begin Recorded data

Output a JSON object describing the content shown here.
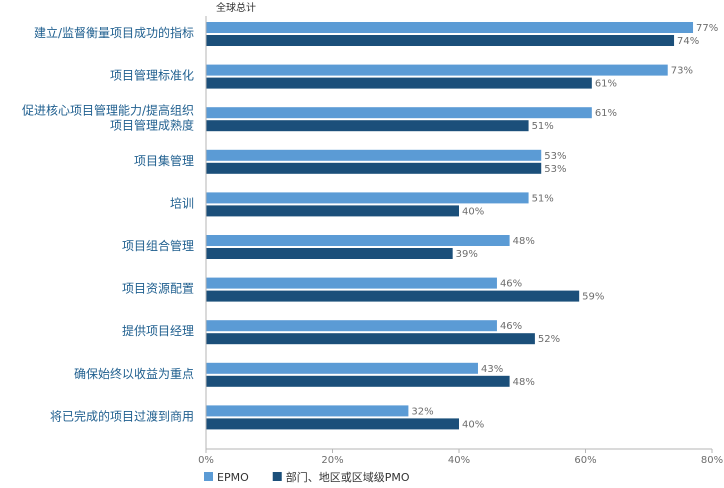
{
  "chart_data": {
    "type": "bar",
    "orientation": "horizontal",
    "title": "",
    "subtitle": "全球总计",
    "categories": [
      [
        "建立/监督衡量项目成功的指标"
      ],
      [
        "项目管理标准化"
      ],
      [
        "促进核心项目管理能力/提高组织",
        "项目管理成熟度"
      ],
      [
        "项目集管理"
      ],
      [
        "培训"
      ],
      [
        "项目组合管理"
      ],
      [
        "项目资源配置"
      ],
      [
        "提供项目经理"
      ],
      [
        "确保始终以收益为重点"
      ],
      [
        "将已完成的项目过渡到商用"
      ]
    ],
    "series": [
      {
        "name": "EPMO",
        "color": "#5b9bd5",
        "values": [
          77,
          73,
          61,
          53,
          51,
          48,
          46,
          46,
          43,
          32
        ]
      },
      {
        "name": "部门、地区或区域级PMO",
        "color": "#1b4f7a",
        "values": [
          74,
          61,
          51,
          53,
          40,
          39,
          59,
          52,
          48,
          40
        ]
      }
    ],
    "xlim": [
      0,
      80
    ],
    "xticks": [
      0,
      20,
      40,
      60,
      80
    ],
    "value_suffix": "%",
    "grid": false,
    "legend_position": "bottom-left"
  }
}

end Recorded data
begin Recorded data

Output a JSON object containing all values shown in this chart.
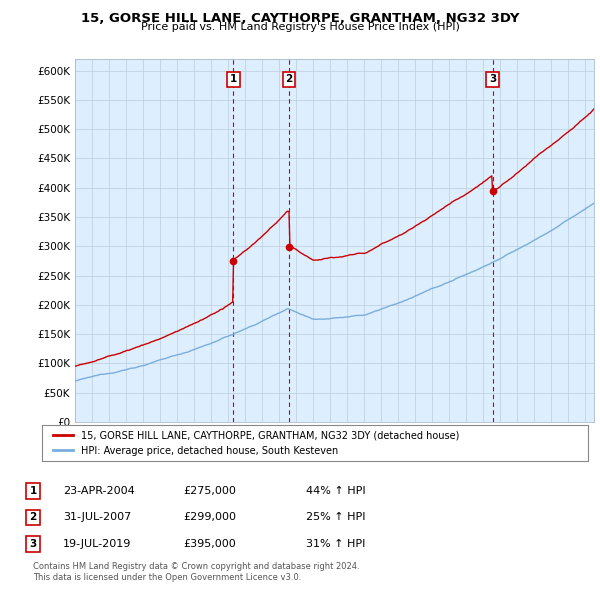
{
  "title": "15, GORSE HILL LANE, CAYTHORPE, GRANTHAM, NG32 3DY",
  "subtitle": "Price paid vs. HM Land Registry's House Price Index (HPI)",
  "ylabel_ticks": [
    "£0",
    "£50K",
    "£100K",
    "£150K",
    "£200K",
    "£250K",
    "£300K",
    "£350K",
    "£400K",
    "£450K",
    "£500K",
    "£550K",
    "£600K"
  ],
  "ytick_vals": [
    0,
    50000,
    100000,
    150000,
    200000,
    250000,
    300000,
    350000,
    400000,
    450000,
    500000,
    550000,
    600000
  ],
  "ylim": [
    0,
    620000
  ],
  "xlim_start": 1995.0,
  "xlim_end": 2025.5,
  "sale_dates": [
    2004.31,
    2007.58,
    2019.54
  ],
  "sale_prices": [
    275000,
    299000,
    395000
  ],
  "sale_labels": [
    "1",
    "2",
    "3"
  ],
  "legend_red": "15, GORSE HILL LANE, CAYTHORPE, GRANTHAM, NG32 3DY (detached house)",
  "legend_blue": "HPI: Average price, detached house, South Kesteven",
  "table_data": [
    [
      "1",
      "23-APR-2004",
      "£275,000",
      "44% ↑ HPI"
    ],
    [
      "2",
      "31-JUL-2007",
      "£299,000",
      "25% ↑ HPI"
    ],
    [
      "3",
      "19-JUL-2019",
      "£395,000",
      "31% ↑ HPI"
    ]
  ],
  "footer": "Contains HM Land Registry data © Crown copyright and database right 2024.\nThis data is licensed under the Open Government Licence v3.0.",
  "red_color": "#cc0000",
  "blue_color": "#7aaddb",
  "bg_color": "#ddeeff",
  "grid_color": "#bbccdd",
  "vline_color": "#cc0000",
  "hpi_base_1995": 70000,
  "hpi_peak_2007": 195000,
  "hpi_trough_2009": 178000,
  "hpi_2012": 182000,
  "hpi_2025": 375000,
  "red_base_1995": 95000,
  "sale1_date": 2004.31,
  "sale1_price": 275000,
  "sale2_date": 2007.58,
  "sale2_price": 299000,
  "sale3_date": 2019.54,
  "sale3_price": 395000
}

end Recorded data

### Aim
Report only how many lines in the records contain the word "HILL".

### Reply to the exercise
2